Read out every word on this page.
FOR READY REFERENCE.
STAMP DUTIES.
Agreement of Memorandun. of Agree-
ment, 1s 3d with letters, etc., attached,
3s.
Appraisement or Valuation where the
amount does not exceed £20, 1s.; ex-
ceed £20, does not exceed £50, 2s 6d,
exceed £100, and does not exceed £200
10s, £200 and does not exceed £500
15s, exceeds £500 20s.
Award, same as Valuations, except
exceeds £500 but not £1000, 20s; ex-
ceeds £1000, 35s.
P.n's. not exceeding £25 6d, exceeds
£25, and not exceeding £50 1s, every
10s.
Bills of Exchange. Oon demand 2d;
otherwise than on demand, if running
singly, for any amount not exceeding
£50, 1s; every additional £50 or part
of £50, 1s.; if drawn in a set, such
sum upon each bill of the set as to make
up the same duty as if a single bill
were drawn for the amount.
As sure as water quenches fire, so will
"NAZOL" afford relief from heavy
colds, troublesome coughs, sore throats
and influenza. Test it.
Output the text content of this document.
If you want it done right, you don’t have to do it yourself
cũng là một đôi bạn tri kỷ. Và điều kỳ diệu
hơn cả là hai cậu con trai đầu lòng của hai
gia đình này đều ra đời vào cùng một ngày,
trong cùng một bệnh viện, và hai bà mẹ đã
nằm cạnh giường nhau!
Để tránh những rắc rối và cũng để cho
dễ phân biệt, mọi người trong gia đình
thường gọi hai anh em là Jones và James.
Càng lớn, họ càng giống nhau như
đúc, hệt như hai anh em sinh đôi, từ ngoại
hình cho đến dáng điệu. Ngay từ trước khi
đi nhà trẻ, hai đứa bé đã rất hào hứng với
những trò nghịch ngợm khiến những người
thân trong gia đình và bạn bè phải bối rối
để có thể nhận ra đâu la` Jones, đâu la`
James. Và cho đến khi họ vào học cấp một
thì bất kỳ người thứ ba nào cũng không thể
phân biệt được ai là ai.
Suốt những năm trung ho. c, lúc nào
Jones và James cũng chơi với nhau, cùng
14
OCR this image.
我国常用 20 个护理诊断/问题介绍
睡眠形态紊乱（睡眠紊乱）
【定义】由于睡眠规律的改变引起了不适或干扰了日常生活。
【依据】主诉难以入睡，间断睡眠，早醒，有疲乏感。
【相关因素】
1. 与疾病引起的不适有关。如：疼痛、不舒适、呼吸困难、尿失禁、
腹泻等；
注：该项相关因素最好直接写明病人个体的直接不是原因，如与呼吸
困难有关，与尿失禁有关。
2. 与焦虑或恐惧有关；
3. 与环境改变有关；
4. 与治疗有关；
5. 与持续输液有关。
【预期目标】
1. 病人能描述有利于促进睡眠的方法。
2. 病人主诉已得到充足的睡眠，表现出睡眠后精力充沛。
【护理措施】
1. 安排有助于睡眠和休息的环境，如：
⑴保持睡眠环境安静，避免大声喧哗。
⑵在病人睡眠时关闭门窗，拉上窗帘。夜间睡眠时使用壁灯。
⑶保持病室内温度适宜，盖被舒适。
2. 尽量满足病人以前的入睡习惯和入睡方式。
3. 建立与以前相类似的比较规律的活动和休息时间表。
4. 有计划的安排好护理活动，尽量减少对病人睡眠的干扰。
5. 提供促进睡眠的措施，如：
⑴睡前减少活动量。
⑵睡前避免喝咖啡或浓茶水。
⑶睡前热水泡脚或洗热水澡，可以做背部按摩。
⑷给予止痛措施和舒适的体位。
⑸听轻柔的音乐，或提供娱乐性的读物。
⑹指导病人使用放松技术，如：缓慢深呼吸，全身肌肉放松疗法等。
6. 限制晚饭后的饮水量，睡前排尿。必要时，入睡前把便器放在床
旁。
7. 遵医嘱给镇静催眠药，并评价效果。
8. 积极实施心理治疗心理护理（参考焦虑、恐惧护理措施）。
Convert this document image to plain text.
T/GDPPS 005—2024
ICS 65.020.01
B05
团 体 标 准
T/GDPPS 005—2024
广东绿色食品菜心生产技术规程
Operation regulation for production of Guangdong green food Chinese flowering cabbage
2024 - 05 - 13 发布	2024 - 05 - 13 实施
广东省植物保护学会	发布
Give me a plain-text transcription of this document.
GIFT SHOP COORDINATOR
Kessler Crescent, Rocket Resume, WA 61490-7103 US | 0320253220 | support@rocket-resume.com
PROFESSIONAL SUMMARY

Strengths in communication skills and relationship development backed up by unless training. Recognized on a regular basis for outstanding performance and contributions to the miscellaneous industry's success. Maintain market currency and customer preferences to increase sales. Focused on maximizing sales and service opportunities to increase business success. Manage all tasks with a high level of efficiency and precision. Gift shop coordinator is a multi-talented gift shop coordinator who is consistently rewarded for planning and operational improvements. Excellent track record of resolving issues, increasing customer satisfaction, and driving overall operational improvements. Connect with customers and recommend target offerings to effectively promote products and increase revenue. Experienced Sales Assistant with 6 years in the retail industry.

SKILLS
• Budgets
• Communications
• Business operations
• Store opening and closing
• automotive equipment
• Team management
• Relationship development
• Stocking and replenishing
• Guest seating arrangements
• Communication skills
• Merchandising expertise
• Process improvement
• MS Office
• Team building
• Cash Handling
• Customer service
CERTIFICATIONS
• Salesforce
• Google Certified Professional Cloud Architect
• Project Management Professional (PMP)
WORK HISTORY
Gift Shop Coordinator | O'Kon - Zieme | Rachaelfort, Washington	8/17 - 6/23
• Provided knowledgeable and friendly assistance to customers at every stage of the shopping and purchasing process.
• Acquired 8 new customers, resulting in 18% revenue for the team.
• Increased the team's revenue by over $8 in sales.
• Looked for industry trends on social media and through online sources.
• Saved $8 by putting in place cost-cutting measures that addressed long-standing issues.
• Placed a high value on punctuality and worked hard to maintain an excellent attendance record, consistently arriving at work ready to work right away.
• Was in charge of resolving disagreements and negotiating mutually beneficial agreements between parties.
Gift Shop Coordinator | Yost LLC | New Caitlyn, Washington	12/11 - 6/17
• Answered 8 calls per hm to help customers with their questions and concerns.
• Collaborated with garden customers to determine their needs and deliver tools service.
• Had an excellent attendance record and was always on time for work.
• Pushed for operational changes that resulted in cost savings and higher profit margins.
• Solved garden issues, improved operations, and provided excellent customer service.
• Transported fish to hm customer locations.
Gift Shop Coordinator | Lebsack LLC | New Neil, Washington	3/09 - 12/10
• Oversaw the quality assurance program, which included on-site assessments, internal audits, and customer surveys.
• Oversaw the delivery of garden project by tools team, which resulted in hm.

□ □ □ □ □ □ □

▶ THE EXERCISE: Print every line of the records exactly. Omit nothing.

▶ TASK ANSWER:
Read out every word on this page.
FOR READY REFERENCE.
STAMP DUTIES.
Agreement of Memorandun. of Agree-
ment, 1s 3d with letters, etc., attached,
3s.
Appraisement or Valuation where the
amount does not exceed £20, 1s.; ex-
ceed £20, does not exceed £50, 2s 6d,
exceed £100, and does not exceed £200
10s, £200 and does not exceed £500
15s, exceeds £500 20s.
Award, same as Valuations, except
exceeds £500 but not £1000, 20s; ex-
ceeds £1000, 35s.
P.n's. not exceeding £25 6d, exceeds
£25, and not exceeding £50 1s, every
10s.
Bills of Exchange. Oon demand 2d;
otherwise than on demand, if running
singly, for any amount not exceeding
£50, 1s; every additional £50 or part
of £50, 1s.; if drawn in a set, such
sum upon each bill of the set as to make
up the same duty as if a single bill
were drawn for the amount.
As sure as water quenches fire, so will
"NAZOL" afford relief from heavy
colds, troublesome coughs, sore throats
and influenza. Test it.
Output the text content of this document.
If you want it done right, you don’t have to do it yourself
cũng là một đôi bạn tri kỷ. Và điều kỳ diệu
hơn cả là hai cậu con trai đầu lòng của hai
gia đình này đều ra đời vào cùng một ngày,
trong cùng một bệnh viện, và hai bà mẹ đã
nằm cạnh giường nhau!
Để tránh những rắc rối và cũng để cho
dễ phân biệt, mọi người trong gia đình
thường gọi hai anh em là Jones và James.
Càng lớn, họ càng giống nhau như
đúc, hệt như hai anh em sinh đôi, từ ngoại
hình cho đến dáng điệu. Ngay từ trước khi
đi nhà trẻ, hai đứa bé đã rất hào hứng với
những trò nghịch ngợm khiến những người
thân trong gia đình và bạn bè phải bối rối
để có thể nhận ra đâu la` Jones, đâu la`
James. Và cho đến khi họ vào học cấp một
thì bất kỳ người thứ ba nào cũng không thể
phân biệt được ai là ai.
Suốt những năm trung ho. c, lúc nào
Jones và James cũng chơi với nhau, cùng
14
OCR this image.
我国常用 20 个护理诊断/问题介绍
睡眠形态紊乱（睡眠紊乱）
【定义】由于睡眠规律的改变引起了不适或干扰了日常生活。
【依据】主诉难以入睡，间断睡眠，早醒，有疲乏感。
【相关因素】
1. 与疾病引起的不适有关。如：疼痛、不舒适、呼吸困难、尿失禁、
腹泻等；
注：该项相关因素最好直接写明病人个体的直接不是原因，如与呼吸
困难有关，与尿失禁有关。
2. 与焦虑或恐惧有关；
3. 与环境改变有关；
4. 与治疗有关；
5. 与持续输液有关。
【预期目标】
1. 病人能描述有利于促进睡眠的方法。
2. 病人主诉已得到充足的睡眠，表现出睡眠后精力充沛。
【护理措施】
1. 安排有助于睡眠和休息的环境，如：
⑴保持睡眠环境安静，避免大声喧哗。
⑵在病人睡眠时关闭门窗，拉上窗帘。夜间睡眠时使用壁灯。
⑶保持病室内温度适宜，盖被舒适。
2. 尽量满足病人以前的入睡习惯和入睡方式。
3. 建立与以前相类似的比较规律的活动和休息时间表。
4. 有计划的安排好护理活动，尽量减少对病人睡眠的干扰。
5. 提供促进睡眠的措施，如：
⑴睡前减少活动量。
⑵睡前避免喝咖啡或浓茶水。
⑶睡前热水泡脚或洗热水澡，可以做背部按摩。
⑷给予止痛措施和舒适的体位。
⑸听轻柔的音乐，或提供娱乐性的读物。
⑹指导病人使用放松技术，如：缓慢深呼吸，全身肌肉放松疗法等。
6. 限制晚饭后的饮水量，睡前排尿。必要时，入睡前把便器放在床
旁。
7. 遵医嘱给镇静催眠药，并评价效果。
8. 积极实施心理治疗心理护理（参考焦虑、恐惧护理措施）。
Convert this document image to plain text.
T/GDPPS 005—2024
ICS 65.020.01
B05
团 体 标 准
T/GDPPS 005—2024
广东绿色食品菜心生产技术规程
Operation regulation for production of Guangdong green food Chinese flowering cabbage
2024 - 05 - 13 发布	2024 - 05 - 13 实施
广东省植物保护学会	发布
Give me a plain-text transcription of this document.
GIFT SHOP COORDINATOR
Kessler Crescent, Rocket Resume, WA 61490-7103 US | 0320253220 | support@rocket-resume.com
PROFESSIONAL SUMMARY

Strengths in communication skills and relationship development backed up by unless training. Recognized on a regular basis for outstanding performance and contributions to the miscellaneous industry's success. Maintain market currency and customer preferences to increase sales. Focused on maximizing sales and service opportunities to increase business success. Manage all tasks with a high level of efficiency and precision. Gift shop coordinator is a multi-talented gift shop coordinator who is consistently rewarded for planning and operational improvements. Excellent track record of resolving issues, increasing customer satisfaction, and driving overall operational improvements. Connect with customers and recommend target offerings to effectively promote products and increase revenue. Experienced Sales Assistant with 6 years in the retail industry.

SKILLS
• Budgets
• Communications
• Business operations
• Store opening and closing
• automotive equipment
• Team management
• Relationship development
• Stocking and replenishing
• Guest seating arrangements
• Communication skills
• Merchandising expertise
• Process improvement
• MS Office
• Team building
• Cash Handling
• Customer service
CERTIFICATIONS
• Salesforce
• Google Certified Professional Cloud Architect
• Project Management Professional (PMP)
WORK HISTORY
Gift Shop Coordinator | O'Kon - Zieme | Rachaelfort, Washington	8/17 - 6/23
• Provided knowledgeable and friendly assistance to customers at every stage of the shopping and purchasing process.
• Acquired 8 new customers, resulting in 18% revenue for the team.
• Increased the team's revenue by over $8 in sales.
• Looked for industry trends on social media and through online sources.
• Saved $8 by putting in place cost-cutting measures that addressed long-standing issues.
• Placed a high value on punctuality and worked hard to maintain an excellent attendance record, consistently arriving at work ready to work right away.
• Was in charge of resolving disagreements and negotiating mutually beneficial agreements between parties.
Gift Shop Coordinator | Yost LLC | New Caitlyn, Washington	12/11 - 6/17
• Answered 8 calls per hm to help customers with their questions and concerns.
• Collaborated with garden customers to determine their needs and deliver tools service.
• Had an excellent attendance record and was always on time for work.
• Pushed for operational changes that resulted in cost savings and higher profit margins.
• Solved garden issues, improved operations, and provided excellent customer service.
• Transported fish to hm customer locations.
Gift Shop Coordinator | Lebsack LLC | New Neil, Washington	3/09 - 12/10
• Oversaw the quality assurance program, which included on-site assessments, internal audits, and customer surveys.
• Oversaw the delivery of garden project by tools team, which resulted in hm.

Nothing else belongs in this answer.